>> start Given information

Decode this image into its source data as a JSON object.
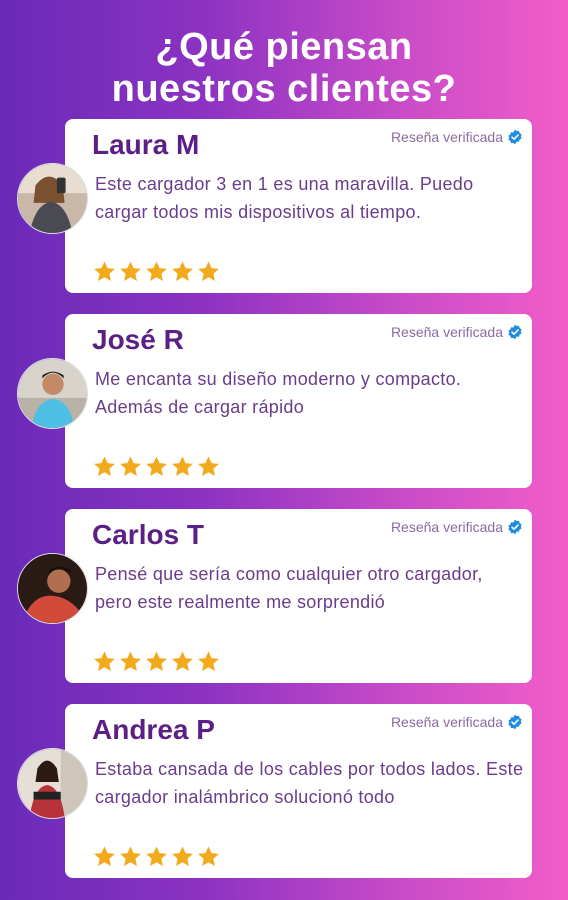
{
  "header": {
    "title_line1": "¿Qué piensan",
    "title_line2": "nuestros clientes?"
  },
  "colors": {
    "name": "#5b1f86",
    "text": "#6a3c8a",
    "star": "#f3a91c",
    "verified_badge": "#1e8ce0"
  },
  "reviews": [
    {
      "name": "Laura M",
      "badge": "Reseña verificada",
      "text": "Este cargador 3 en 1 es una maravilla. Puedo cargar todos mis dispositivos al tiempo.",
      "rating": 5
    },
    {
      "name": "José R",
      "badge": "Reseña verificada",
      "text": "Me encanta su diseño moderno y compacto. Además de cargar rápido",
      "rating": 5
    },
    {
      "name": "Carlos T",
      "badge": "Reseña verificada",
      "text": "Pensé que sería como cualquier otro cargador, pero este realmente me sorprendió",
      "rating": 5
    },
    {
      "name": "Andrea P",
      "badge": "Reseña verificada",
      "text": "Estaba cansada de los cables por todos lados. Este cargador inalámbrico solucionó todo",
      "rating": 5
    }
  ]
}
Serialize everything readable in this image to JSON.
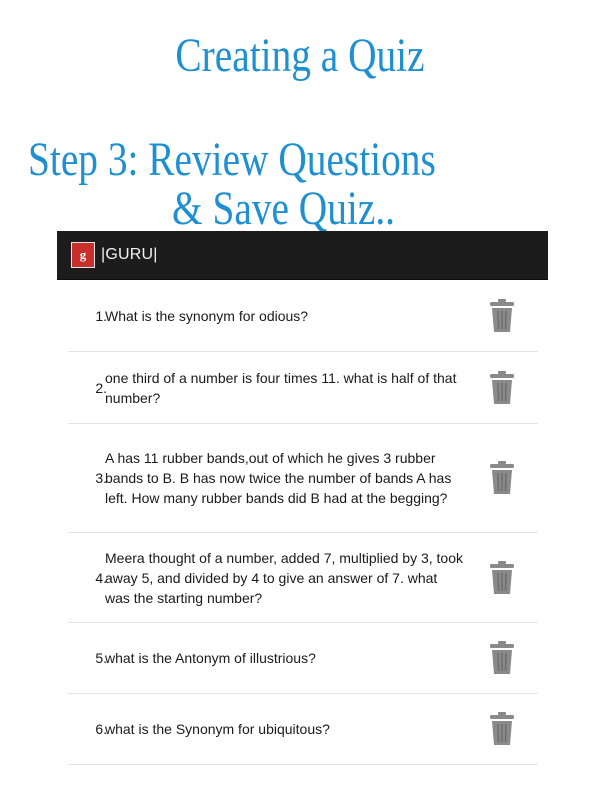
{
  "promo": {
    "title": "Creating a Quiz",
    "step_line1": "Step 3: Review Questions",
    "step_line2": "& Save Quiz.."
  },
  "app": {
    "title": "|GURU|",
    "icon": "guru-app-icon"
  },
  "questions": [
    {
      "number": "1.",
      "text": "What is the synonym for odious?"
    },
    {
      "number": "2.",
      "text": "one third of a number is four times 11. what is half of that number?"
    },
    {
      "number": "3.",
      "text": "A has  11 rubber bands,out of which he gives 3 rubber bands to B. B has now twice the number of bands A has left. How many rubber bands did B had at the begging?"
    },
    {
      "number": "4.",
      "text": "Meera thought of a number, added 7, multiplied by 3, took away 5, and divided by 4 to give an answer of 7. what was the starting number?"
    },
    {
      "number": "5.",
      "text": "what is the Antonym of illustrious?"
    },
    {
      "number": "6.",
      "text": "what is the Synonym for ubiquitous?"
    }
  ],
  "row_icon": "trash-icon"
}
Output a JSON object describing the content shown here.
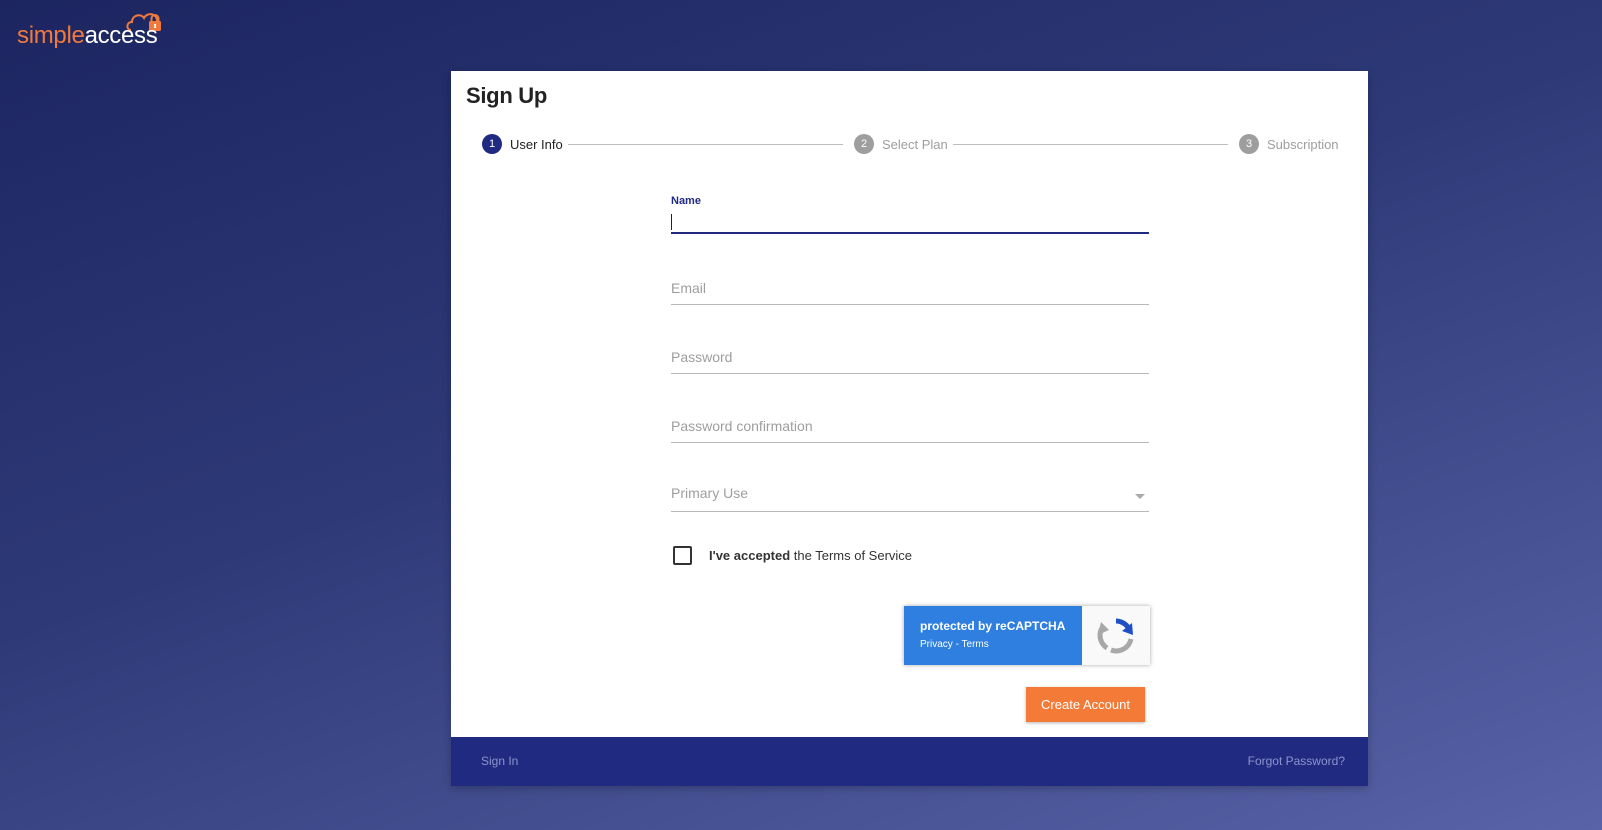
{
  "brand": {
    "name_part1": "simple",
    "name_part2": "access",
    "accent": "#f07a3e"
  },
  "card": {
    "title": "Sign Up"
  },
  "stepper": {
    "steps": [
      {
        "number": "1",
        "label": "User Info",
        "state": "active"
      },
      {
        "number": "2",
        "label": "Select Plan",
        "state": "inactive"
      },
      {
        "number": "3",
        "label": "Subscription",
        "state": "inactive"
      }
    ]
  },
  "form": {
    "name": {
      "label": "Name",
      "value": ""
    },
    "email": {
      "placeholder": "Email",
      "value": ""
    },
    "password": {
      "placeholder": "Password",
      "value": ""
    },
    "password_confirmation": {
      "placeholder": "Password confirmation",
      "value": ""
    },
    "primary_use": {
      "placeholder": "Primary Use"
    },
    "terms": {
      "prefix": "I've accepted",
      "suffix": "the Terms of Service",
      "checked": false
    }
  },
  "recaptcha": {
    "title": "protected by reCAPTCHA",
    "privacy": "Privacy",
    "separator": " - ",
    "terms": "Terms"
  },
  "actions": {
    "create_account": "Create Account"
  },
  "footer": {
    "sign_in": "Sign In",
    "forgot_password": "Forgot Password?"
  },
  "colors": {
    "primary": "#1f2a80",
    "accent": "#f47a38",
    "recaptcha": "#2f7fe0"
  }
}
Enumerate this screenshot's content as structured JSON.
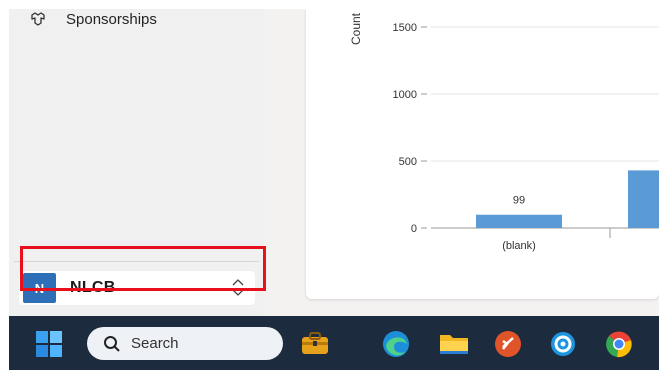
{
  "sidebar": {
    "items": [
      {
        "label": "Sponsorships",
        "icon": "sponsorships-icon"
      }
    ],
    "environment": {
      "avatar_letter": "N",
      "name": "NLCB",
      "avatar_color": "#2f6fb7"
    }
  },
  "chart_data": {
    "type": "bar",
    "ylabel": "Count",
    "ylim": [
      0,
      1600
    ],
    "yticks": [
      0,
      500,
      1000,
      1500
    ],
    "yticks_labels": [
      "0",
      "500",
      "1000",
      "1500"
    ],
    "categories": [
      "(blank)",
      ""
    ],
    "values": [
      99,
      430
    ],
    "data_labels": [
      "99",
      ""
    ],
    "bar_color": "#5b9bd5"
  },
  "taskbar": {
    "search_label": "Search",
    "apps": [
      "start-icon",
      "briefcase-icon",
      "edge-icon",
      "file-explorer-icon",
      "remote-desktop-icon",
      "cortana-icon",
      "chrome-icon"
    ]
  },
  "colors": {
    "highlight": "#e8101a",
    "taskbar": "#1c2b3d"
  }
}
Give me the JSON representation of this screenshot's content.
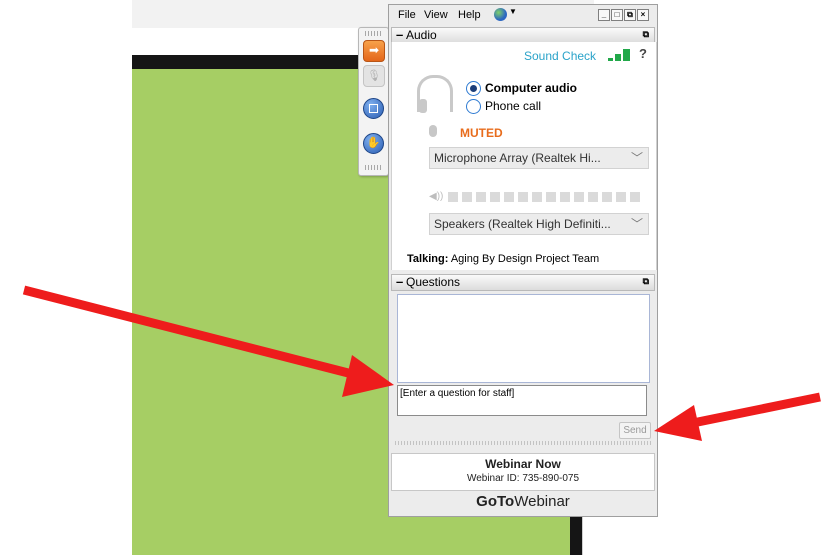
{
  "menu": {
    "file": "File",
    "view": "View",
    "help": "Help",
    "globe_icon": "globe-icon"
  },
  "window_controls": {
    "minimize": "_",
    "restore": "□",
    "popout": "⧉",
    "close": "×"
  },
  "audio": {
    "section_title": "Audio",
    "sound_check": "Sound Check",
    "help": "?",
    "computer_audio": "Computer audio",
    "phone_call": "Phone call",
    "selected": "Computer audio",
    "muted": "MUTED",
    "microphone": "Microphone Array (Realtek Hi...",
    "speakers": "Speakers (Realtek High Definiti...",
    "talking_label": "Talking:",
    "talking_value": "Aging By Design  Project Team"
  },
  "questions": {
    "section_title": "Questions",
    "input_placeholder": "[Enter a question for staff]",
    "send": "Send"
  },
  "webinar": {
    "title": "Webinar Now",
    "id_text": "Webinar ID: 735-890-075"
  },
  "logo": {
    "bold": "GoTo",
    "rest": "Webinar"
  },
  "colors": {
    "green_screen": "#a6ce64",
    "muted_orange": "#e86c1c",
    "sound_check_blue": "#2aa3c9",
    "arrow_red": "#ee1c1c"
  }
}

>> end Given information

--- Directions for this task ---
Your task is to retype all the entries exactly and leave out any pictures.

--- Solution ---
Decode this image into its source data as a JSON object.
{
  "header": {
    "title_line1": "¿Qué piensan",
    "title_line2": "nuestros clientes?"
  },
  "colors": {
    "name": "#5b1f86",
    "text": "#6a3c8a",
    "star": "#f3a91c",
    "verified_badge": "#1e8ce0"
  },
  "reviews": [
    {
      "name": "Laura M",
      "badge": "Reseña verificada",
      "text": "Este cargador 3 en 1 es una maravilla. Puedo cargar todos mis dispositivos al tiempo.",
      "rating": 5
    },
    {
      "name": "José R",
      "badge": "Reseña verificada",
      "text": "Me encanta su diseño moderno y compacto. Además de cargar rápido",
      "rating": 5
    },
    {
      "name": "Carlos T",
      "badge": "Reseña verificada",
      "text": "Pensé que sería como cualquier otro cargador, pero este realmente me sorprendió",
      "rating": 5
    },
    {
      "name": "Andrea P",
      "badge": "Reseña verificada",
      "text": "Estaba cansada de los cables por todos lados. Este cargador inalámbrico solucionó todo",
      "rating": 5
    }
  ]
}
Serialize everything readable in this image to JSON.
{
  "promo": {
    "title": "Creating a Quiz",
    "step_line1": "Step 3: Review Questions",
    "step_line2": "& Save Quiz.."
  },
  "app": {
    "title": "|GURU|",
    "icon": "guru-app-icon"
  },
  "questions": [
    {
      "number": "1.",
      "text": "What is the synonym for odious?"
    },
    {
      "number": "2.",
      "text": "one third of a number is four times 11. what is half of that number?"
    },
    {
      "number": "3.",
      "text": "A has  11 rubber bands,out of which he gives 3 rubber bands to B. B has now twice the number of bands A has left. How many rubber bands did B had at the begging?"
    },
    {
      "number": "4.",
      "text": "Meera thought of a number, added 7, multiplied by 3, took away 5, and divided by 4 to give an answer of 7. what was the starting number?"
    },
    {
      "number": "5.",
      "text": "what is the Antonym of illustrious?"
    },
    {
      "number": "6.",
      "text": "what is the Synonym for ubiquitous?"
    }
  ],
  "row_icon": "trash-icon"
}
Output a JSON object describing the content shown here.
{
  "brand": {
    "name_part1": "simple",
    "name_part2": "access",
    "accent": "#f07a3e"
  },
  "card": {
    "title": "Sign Up"
  },
  "stepper": {
    "steps": [
      {
        "number": "1",
        "label": "User Info",
        "state": "active"
      },
      {
        "number": "2",
        "label": "Select Plan",
        "state": "inactive"
      },
      {
        "number": "3",
        "label": "Subscription",
        "state": "inactive"
      }
    ]
  },
  "form": {
    "name": {
      "label": "Name",
      "value": ""
    },
    "email": {
      "placeholder": "Email",
      "value": ""
    },
    "password": {
      "placeholder": "Password",
      "value": ""
    },
    "password_confirmation": {
      "placeholder": "Password confirmation",
      "value": ""
    },
    "primary_use": {
      "placeholder": "Primary Use"
    },
    "terms": {
      "prefix": "I've accepted",
      "suffix": "the Terms of Service",
      "checked": false
    }
  },
  "recaptcha": {
    "title": "protected by reCAPTCHA",
    "privacy": "Privacy",
    "separator": " - ",
    "terms": "Terms"
  },
  "actions": {
    "create_account": "Create Account"
  },
  "footer": {
    "sign_in": "Sign In",
    "forgot_password": "Forgot Password?"
  },
  "colors": {
    "primary": "#1f2a80",
    "accent": "#f47a38",
    "recaptcha": "#2f7fe0"
  }
}
Enumerate this screenshot's content as structured JSON.
{
  "sidebar": {
    "items": [
      {
        "label": "Sponsorships",
        "icon": "sponsorships-icon"
      }
    ],
    "environment": {
      "avatar_letter": "N",
      "name": "NLCB",
      "avatar_color": "#2f6fb7"
    }
  },
  "chart_data": {
    "type": "bar",
    "ylabel": "Count",
    "ylim": [
      0,
      1600
    ],
    "yticks": [
      0,
      500,
      1000,
      1500
    ],
    "yticks_labels": [
      "0",
      "500",
      "1000",
      "1500"
    ],
    "categories": [
      "(blank)",
      ""
    ],
    "values": [
      99,
      430
    ],
    "data_labels": [
      "99",
      ""
    ],
    "bar_color": "#5b9bd5"
  },
  "taskbar": {
    "search_label": "Search",
    "apps": [
      "start-icon",
      "briefcase-icon",
      "edge-icon",
      "file-explorer-icon",
      "remote-desktop-icon",
      "cortana-icon",
      "chrome-icon"
    ]
  },
  "colors": {
    "highlight": "#e8101a",
    "taskbar": "#1c2b3d"
  }
}
Give me the JSON representation of this screenshot's content.
{
  "menu": {
    "file": "File",
    "view": "View",
    "help": "Help",
    "globe_icon": "globe-icon"
  },
  "window_controls": {
    "minimize": "_",
    "restore": "□",
    "popout": "⧉",
    "close": "×"
  },
  "audio": {
    "section_title": "Audio",
    "sound_check": "Sound Check",
    "help": "?",
    "computer_audio": "Computer audio",
    "phone_call": "Phone call",
    "selected": "Computer audio",
    "muted": "MUTED",
    "microphone": "Microphone Array (Realtek Hi...",
    "speakers": "Speakers (Realtek High Definiti...",
    "talking_label": "Talking:",
    "talking_value": "Aging By Design  Project Team"
  },
  "questions": {
    "section_title": "Questions",
    "input_placeholder": "[Enter a question for staff]",
    "send": "Send"
  },
  "webinar": {
    "title": "Webinar Now",
    "id_text": "Webinar ID: 735-890-075"
  },
  "logo": {
    "bold": "GoTo",
    "rest": "Webinar"
  },
  "colors": {
    "green_screen": "#a6ce64",
    "muted_orange": "#e86c1c",
    "sound_check_blue": "#2aa3c9",
    "arrow_red": "#ee1c1c"
  }
}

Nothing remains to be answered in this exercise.